Show all lines of the listing that hold the word "Ethereum".

══════

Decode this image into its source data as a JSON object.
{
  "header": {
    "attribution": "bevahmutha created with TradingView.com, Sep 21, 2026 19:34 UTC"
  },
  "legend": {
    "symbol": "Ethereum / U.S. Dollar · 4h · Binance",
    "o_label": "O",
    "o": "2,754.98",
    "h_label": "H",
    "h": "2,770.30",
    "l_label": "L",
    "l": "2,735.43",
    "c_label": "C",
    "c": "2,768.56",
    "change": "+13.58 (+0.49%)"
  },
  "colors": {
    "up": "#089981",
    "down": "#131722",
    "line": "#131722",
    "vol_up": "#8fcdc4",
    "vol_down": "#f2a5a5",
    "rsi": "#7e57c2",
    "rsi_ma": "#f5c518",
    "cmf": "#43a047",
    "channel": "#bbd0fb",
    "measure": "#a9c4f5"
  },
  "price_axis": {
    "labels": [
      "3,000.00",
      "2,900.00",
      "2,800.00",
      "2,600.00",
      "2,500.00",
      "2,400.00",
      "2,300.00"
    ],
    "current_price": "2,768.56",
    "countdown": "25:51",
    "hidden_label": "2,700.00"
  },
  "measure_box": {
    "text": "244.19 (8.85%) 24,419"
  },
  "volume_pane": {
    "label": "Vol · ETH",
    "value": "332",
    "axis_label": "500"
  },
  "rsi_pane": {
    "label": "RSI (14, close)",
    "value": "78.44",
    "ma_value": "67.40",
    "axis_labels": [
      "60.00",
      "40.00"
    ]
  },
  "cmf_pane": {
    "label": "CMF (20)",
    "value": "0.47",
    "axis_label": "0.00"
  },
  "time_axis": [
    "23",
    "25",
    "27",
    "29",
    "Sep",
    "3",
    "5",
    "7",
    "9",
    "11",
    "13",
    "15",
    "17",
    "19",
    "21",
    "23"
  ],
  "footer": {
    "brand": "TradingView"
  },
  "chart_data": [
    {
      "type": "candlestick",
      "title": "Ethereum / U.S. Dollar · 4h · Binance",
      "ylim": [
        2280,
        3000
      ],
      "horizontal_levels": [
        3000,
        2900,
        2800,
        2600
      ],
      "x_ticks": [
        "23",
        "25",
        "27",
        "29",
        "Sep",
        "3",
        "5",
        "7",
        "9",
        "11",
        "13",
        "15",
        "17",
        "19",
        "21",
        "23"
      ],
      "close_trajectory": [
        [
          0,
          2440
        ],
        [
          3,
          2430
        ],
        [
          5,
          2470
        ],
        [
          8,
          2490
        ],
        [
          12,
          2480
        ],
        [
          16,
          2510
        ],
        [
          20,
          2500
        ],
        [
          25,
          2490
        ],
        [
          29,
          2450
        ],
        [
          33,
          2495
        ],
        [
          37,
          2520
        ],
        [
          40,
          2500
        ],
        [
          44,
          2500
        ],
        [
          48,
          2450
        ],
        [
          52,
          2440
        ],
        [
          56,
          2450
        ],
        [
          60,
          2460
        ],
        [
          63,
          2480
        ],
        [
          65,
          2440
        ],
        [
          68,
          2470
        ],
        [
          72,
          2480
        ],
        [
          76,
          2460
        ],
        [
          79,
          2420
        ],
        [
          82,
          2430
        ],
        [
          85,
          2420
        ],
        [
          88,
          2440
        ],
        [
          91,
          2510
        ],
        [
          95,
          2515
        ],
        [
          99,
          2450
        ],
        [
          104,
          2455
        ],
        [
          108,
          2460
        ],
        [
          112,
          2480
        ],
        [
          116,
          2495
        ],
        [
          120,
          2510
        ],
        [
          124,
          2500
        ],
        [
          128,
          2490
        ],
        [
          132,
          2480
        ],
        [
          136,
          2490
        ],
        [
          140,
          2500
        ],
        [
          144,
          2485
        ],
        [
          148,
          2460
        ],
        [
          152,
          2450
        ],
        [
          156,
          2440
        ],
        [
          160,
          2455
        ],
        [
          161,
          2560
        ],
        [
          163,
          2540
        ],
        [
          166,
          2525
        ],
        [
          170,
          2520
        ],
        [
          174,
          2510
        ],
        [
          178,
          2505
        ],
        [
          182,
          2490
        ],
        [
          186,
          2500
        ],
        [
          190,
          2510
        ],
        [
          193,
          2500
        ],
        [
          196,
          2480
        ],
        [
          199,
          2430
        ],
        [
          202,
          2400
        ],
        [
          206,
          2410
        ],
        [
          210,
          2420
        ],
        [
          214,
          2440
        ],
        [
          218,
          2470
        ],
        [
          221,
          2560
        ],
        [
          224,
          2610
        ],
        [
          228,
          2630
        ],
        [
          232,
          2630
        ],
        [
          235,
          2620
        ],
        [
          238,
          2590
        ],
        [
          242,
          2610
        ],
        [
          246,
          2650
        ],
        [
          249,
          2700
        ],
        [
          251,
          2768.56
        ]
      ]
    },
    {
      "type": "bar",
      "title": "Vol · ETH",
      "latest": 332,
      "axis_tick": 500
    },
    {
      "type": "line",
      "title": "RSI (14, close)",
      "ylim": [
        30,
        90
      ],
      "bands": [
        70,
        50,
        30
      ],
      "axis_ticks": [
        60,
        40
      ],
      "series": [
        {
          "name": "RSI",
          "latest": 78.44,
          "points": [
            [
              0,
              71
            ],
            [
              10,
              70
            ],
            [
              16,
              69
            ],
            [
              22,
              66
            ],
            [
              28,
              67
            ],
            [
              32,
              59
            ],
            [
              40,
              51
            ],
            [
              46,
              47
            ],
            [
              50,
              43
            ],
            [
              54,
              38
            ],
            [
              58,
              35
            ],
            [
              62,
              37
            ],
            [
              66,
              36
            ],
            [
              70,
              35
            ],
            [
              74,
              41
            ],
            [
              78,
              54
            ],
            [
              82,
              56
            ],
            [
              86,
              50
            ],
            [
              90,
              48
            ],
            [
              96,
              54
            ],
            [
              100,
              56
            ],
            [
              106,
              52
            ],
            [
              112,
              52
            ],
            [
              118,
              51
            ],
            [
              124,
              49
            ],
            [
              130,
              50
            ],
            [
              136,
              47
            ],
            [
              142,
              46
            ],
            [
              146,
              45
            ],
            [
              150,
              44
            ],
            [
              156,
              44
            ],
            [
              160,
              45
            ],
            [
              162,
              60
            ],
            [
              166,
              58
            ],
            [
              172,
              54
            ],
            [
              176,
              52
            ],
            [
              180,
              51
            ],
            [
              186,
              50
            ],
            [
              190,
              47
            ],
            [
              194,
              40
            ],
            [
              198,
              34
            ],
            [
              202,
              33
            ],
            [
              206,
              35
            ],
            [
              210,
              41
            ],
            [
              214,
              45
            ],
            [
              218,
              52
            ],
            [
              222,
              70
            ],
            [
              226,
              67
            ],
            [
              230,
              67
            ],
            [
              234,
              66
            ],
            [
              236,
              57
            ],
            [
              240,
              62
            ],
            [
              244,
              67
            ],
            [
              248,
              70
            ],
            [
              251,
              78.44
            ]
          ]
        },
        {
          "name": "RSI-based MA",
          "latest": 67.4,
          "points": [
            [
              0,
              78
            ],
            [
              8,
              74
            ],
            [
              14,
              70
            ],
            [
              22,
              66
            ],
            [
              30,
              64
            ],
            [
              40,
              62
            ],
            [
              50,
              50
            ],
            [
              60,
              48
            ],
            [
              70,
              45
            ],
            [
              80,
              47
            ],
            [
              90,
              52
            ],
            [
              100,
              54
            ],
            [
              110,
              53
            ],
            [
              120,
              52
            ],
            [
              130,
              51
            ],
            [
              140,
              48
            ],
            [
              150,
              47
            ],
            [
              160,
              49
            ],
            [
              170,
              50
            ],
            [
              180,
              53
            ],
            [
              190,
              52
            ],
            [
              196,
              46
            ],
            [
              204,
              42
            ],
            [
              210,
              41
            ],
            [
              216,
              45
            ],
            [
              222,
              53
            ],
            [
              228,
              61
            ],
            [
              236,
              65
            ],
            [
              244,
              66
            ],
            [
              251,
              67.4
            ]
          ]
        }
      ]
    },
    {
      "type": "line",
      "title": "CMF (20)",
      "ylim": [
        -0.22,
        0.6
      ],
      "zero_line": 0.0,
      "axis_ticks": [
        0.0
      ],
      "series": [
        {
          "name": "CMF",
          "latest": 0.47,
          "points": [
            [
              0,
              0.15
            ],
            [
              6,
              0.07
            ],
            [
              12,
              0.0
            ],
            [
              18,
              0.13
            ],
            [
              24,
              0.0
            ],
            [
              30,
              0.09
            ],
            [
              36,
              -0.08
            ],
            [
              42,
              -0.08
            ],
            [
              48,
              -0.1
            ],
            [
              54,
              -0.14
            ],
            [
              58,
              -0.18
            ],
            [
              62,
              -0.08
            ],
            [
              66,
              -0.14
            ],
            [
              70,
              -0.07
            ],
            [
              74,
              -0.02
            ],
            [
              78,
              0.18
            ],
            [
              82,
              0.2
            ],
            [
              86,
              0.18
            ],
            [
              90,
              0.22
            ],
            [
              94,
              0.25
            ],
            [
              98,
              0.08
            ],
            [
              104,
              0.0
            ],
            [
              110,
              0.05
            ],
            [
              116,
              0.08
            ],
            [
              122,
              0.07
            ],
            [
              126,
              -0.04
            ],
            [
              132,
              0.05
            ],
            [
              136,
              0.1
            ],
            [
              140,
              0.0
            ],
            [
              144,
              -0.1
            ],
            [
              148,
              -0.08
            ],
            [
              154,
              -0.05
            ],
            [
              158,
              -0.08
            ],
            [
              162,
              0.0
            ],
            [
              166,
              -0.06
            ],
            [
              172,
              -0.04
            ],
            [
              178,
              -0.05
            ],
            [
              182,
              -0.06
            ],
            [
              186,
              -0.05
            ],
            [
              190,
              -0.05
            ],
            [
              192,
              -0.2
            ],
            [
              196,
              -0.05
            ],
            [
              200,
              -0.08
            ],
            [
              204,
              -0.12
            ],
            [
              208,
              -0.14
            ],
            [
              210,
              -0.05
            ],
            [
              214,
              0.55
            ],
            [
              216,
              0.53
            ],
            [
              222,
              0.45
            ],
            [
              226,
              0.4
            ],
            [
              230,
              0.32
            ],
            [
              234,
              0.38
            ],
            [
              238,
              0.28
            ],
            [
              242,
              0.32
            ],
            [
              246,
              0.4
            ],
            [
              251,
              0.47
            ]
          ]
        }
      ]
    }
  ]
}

══════

Task answer —
    "symbol": "Ethereum / U.S. Dollar · 4h · Binance",
      "title": "Ethereum / U.S. Dollar · 4h · Binance",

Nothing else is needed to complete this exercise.